__Set problem__:
Set all the material down again unchanged, without the pictures.

○ ○ ○ ○ ○

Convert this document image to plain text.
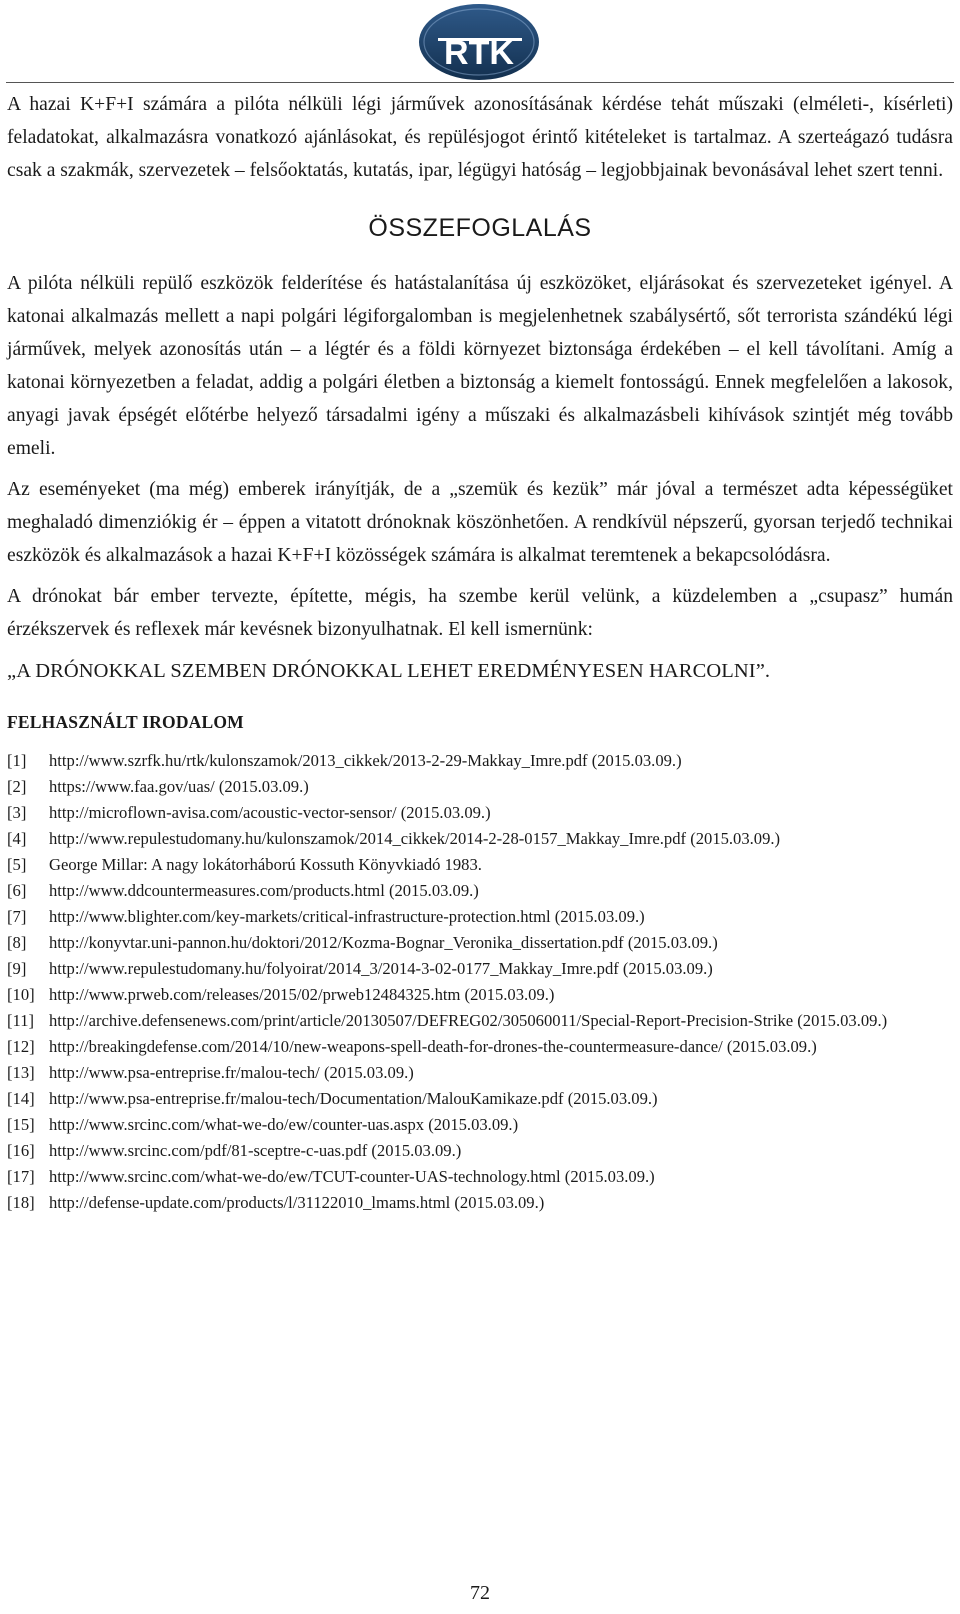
RTK

A hazai K+F+I számára a pilóta nélküli légi járművek azonosításának kérdése tehát műszaki (elméleti-, kísérleti) feladatokat, alkalmazásra vonatkozó ajánlásokat, és repülésjogot érintő kitételeket is tartalmaz. A szerteágazó tudásra csak a szakmák, szervezetek – felsőoktatás, kutatás, ipar, légügyi hatóság – legjobbjainak bevonásával lehet szert tenni.

ÖSSZEFOGLALÁS

A pilóta nélküli repülő eszközök felderítése és hatástalanítása új eszközöket, eljárásokat és szervezeteket igényel. A katonai alkalmazás mellett a napi polgári légiforgalomban is megjelenhetnek szabálysértő, sőt terrorista szándékú légi járművek, melyek azonosítás után – a légtér és a földi környezet biztonsága érdekében – el kell távolítani. Amíg a katonai környezetben a feladat, addig a polgári életben a biztonság a kiemelt fontosságú. Ennek megfelelően a lakosok, anyagi javak épségét előtérbe helyező társadalmi igény a műszaki és alkalmazásbeli kihívások szintjét még tovább emeli.

Az eseményeket (ma még) emberek irányítják, de a „szemük és kezük” már jóval a természet adta képességüket meghaladó dimenziókig ér – éppen a vitatott drónoknak köszönhetően. A rendkívül népszerű, gyorsan terjedő technikai eszközök és alkalmazások a hazai K+F+I közösségek számára is alkalmat teremtenek a bekapcsolódásra.

A drónokat bár ember tervezte, építette, mégis, ha szembe kerül velünk, a küzdelemben a „csupasz” humán érzékszervek és reflexek már kevésnek bizonyulhatnak. El kell ismernünk:

„A DRÓNOKKAL SZEMBEN DRÓNOKKAL LEHET EREDMÉNYESEN HARCOLNI”.

FELHASZNÁLT IRODALOM
[1]	http://www.szrfk.hu/rtk/kulonszamok/2013_cikkek/2013-2-29-Makkay_Imre.pdf (2015.03.09.)
[2]	https://www.faa.gov/uas/ (2015.03.09.)
[3]	http://microflown-avisa.com/acoustic-vector-sensor/ (2015.03.09.)
[4]	http://www.repulestudomany.hu/kulonszamok/2014_cikkek/2014-2-28-0157_Makkay_Imre.pdf (2015.03.09.)
[5]	George Millar: A nagy lokátorháború Kossuth Könyvkiadó 1983.
[6]	http://www.ddcountermeasures.com/products.html (2015.03.09.)
[7]	http://www.blighter.com/key-markets/critical-infrastructure-protection.html (2015.03.09.)
[8]	http://konyvtar.uni-pannon.hu/doktori/2012/Kozma-Bognar_Veronika_dissertation.pdf (2015.03.09.)
[9]	http://www.repulestudomany.hu/folyoirat/2014_3/2014-3-02-0177_Makkay_Imre.pdf (2015.03.09.)
[10] http://www.prweb.com/releases/2015/02/prweb12484325.htm (2015.03.09.)
[11] http://archive.defensenews.com/print/article/20130507/DEFREG02/305060011/Special-Report-Precision-Strike (2015.03.09.)
[12] http://breakingdefense.com/2014/10/new-weapons-spell-death-for-drones-the-countermeasure-dance/ (2015.03.09.)
[13] http://www.psa-entreprise.fr/malou-tech/ (2015.03.09.)
[14] http://www.psa-entreprise.fr/malou-tech/Documentation/MalouKamikaze.pdf (2015.03.09.)
[15] http://www.srcinc.com/what-we-do/ew/counter-uas.aspx (2015.03.09.)
[16] http://www.srcinc.com/pdf/81-sceptre-c-uas.pdf (2015.03.09.)
[17] http://www.srcinc.com/what-we-do/ew/TCUT-counter-UAS-technology.html (2015.03.09.)
[18] http://defense-update.com/products/l/31122010_lmams.html (2015.03.09.)
72
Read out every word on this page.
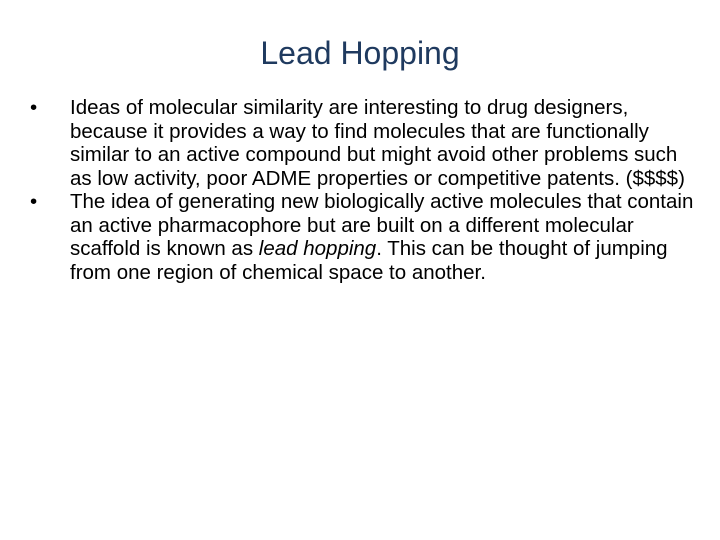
Lead Hopping
•	Ideas of molecular similarity are interesting to drug designers, because it provides a way to find molecules that are functionally similar to an active compound but might avoid other problems such as low activity, poor ADME properties or competitive patents. ($$$$)
•	The idea of generating new biologically active molecules that contain an active pharmacophore but are built on a different molecular scaffold is known as lead hopping. This can be thought of jumping from one region of chemical space to another.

○ ○ ○ ○ ○

__Output for this exercise__:
Convert this document image to plain text.
RTK

A hazai K+F+I számára a pilóta nélküli légi járművek azonosításának kérdése tehát műszaki (elméleti-, kísérleti) feladatokat, alkalmazásra vonatkozó ajánlásokat, és repülésjogot érintő kitételeket is tartalmaz. A szerteágazó tudásra csak a szakmák, szervezetek – felsőoktatás, kutatás, ipar, légügyi hatóság – legjobbjainak bevonásával lehet szert tenni.

ÖSSZEFOGLALÁS

A pilóta nélküli repülő eszközök felderítése és hatástalanítása új eszközöket, eljárásokat és szervezeteket igényel. A katonai alkalmazás mellett a napi polgári légiforgalomban is megjelenhetnek szabálysértő, sőt terrorista szándékú légi járművek, melyek azonosítás után – a légtér és a földi környezet biztonsága érdekében – el kell távolítani. Amíg a katonai környezetben a feladat, addig a polgári életben a biztonság a kiemelt fontosságú. Ennek megfelelően a lakosok, anyagi javak épségét előtérbe helyező társadalmi igény a műszaki és alkalmazásbeli kihívások szintjét még tovább emeli.

Az eseményeket (ma még) emberek irányítják, de a „szemük és kezük” már jóval a természet adta képességüket meghaladó dimenziókig ér – éppen a vitatott drónoknak köszönhetően. A rendkívül népszerű, gyorsan terjedő technikai eszközök és alkalmazások a hazai K+F+I közösségek számára is alkalmat teremtenek a bekapcsolódásra.

A drónokat bár ember tervezte, építette, mégis, ha szembe kerül velünk, a küzdelemben a „csupasz” humán érzékszervek és reflexek már kevésnek bizonyulhatnak. El kell ismernünk:

„A DRÓNOKKAL SZEMBEN DRÓNOKKAL LEHET EREDMÉNYESEN HARCOLNI”.

FELHASZNÁLT IRODALOM
[1]	http://www.szrfk.hu/rtk/kulonszamok/2013_cikkek/2013-2-29-Makkay_Imre.pdf (2015.03.09.)
[2]	https://www.faa.gov/uas/ (2015.03.09.)
[3]	http://microflown-avisa.com/acoustic-vector-sensor/ (2015.03.09.)
[4]	http://www.repulestudomany.hu/kulonszamok/2014_cikkek/2014-2-28-0157_Makkay_Imre.pdf (2015.03.09.)
[5]	George Millar: A nagy lokátorháború Kossuth Könyvkiadó 1983.
[6]	http://www.ddcountermeasures.com/products.html (2015.03.09.)
[7]	http://www.blighter.com/key-markets/critical-infrastructure-protection.html (2015.03.09.)
[8]	http://konyvtar.uni-pannon.hu/doktori/2012/Kozma-Bognar_Veronika_dissertation.pdf (2015.03.09.)
[9]	http://www.repulestudomany.hu/folyoirat/2014_3/2014-3-02-0177_Makkay_Imre.pdf (2015.03.09.)
[10] http://www.prweb.com/releases/2015/02/prweb12484325.htm (2015.03.09.)
[11] http://archive.defensenews.com/print/article/20130507/DEFREG02/305060011/Special-Report-Precision-Strike (2015.03.09.)
[12] http://breakingdefense.com/2014/10/new-weapons-spell-death-for-drones-the-countermeasure-dance/ (2015.03.09.)
[13] http://www.psa-entreprise.fr/malou-tech/ (2015.03.09.)
[14] http://www.psa-entreprise.fr/malou-tech/Documentation/MalouKamikaze.pdf (2015.03.09.)
[15] http://www.srcinc.com/what-we-do/ew/counter-uas.aspx (2015.03.09.)
[16] http://www.srcinc.com/pdf/81-sceptre-c-uas.pdf (2015.03.09.)
[17] http://www.srcinc.com/what-we-do/ew/TCUT-counter-UAS-technology.html (2015.03.09.)
[18] http://defense-update.com/products/l/31122010_lmams.html (2015.03.09.)
72
Read out every word on this page.
Lead Hopping
•	Ideas of molecular similarity are interesting to drug designers, because it provides a way to find molecules that are functionally similar to an active compound but might avoid other problems such as low activity, poor ADME properties or competitive patents. ($$$$)
•	The idea of generating new biologically active molecules that contain an active pharmacophore but are built on a different molecular scaffold is known as lead hopping. This can be thought of jumping from one region of chemical space to another.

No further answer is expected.